** Begin Given passage **
The electricity sector in Cameroon has been undergoing gradual deregulation in the last few years. AES-SONEL, which took over the generation, transmission, and distribution of electricity in the country in 2001, disposes of a total installed capacity of 933 MW (721 MW from hydroelectricity sources and 212 from thermal sources including 24 MW of isolated capacity) [1]. The transportation network has 480 km of 225 kV lines, 337 km of 110 kV lines, and 1064 km of 90 kV lines, with 24 sub-stations.

The need for better utilization of power system facilities has increased significantly in the last decade and will continue, as the electricity market is becoming more complex and competitive. More real-time data from substations and generating plants is required to support SCADA (supervisory control and data acquisition) and EMS (energy management system) in utility control centres. There has been a significant increase in interest in planning, operating, equipment, and maintenance personnel for real-time events and archived data. This wide interest demonstrates the need for the use of real-time state estimators.

The system control centre in Mangombe is responsible for the load dispatch and reliability of the main 225 kV grid. Tanyi and Mbinkar have proposed that four area control centres can be located throughout the regions covering the southern interconnected grid (SIG) to be responsible for the operation and maintenance procedures on the transmission, subtransmission, and distribution networks in their respective areas [2]. There are presently a few telemetry systems, and all generating plants and major substations have separate remote terminal units (RTUs) and/or remote supervisory and telemetry systems reporting to both the system and area control centres.

Almost all the RTUs and older remote supervisory and telemetry systems connect to the control centres over dedicated telecommunication circuits on a one-on-one basis usually over telecommunication media owned by Cameroon Telecommunications (CAMTEL). CAMTEL has an extensive microwave telecommunication network for protective relaying, remote supervisory control, and operational voice requirements. There are also many power line carrier telecommunication links. Both the microwave and the power line carrier equipment are moving towards digital technology with the deregulation process. Some stations are not accessible by the telephone common carrier, and most of these use point-to-multipoint cellular radio communications.

State estimation forms an important part of the modern day control centre and substation automation functions. State estimation calculates the voltage magnitudes and angles at all the buses of the power system. The accuracy of the state estimation output is very crucial, as it forms the basis for the EMS functions like security analysis, voltage stability analysis, optimal load dispatch, and so forth. The power system is not a static system, but it changes with time, though very slowly. This is essentially due to the continuous variation of loads. Once the loads change, the generation has to keep up to those changes, and this triggers a change in the generations. This in turn leads to a change in flows and injections at all the buses of a power system. These dynamic changes in the power system are difficult to be captured by the traditional static state estimation (SSE) in place.
** End Given passage **
** Begin Dataset excerpt **
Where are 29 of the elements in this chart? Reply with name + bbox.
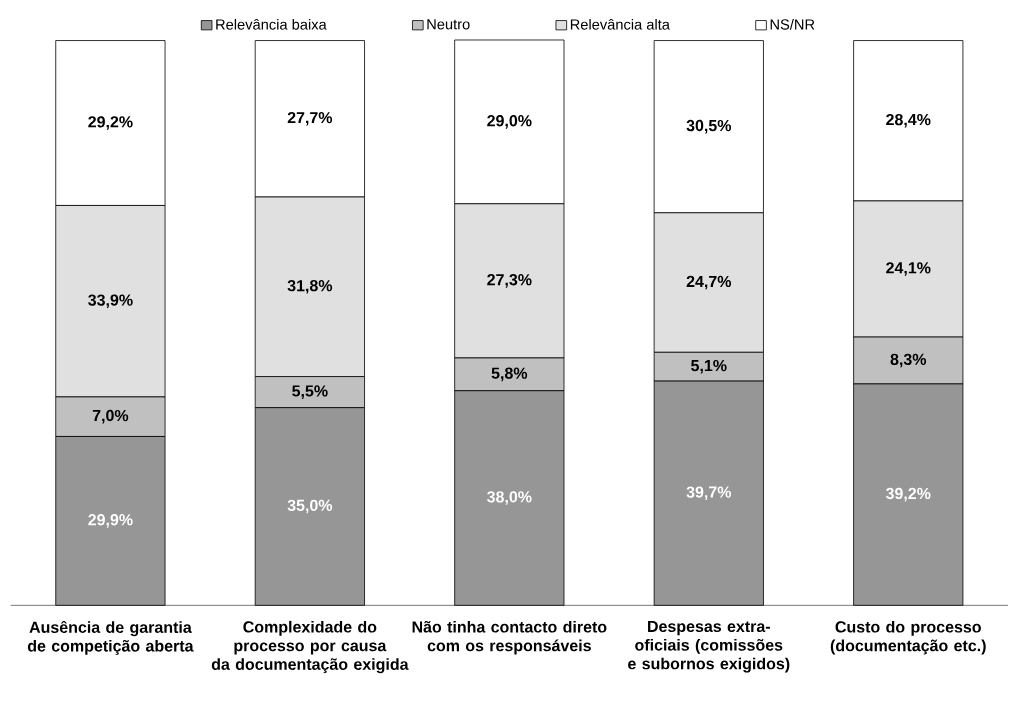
** End Dataset excerpt **
Given problem
In the passage on Cameroon's electricity sector, where is the system control centre responsible for load dispatch on the main 225 kV grid located?

Answer below
Mangombe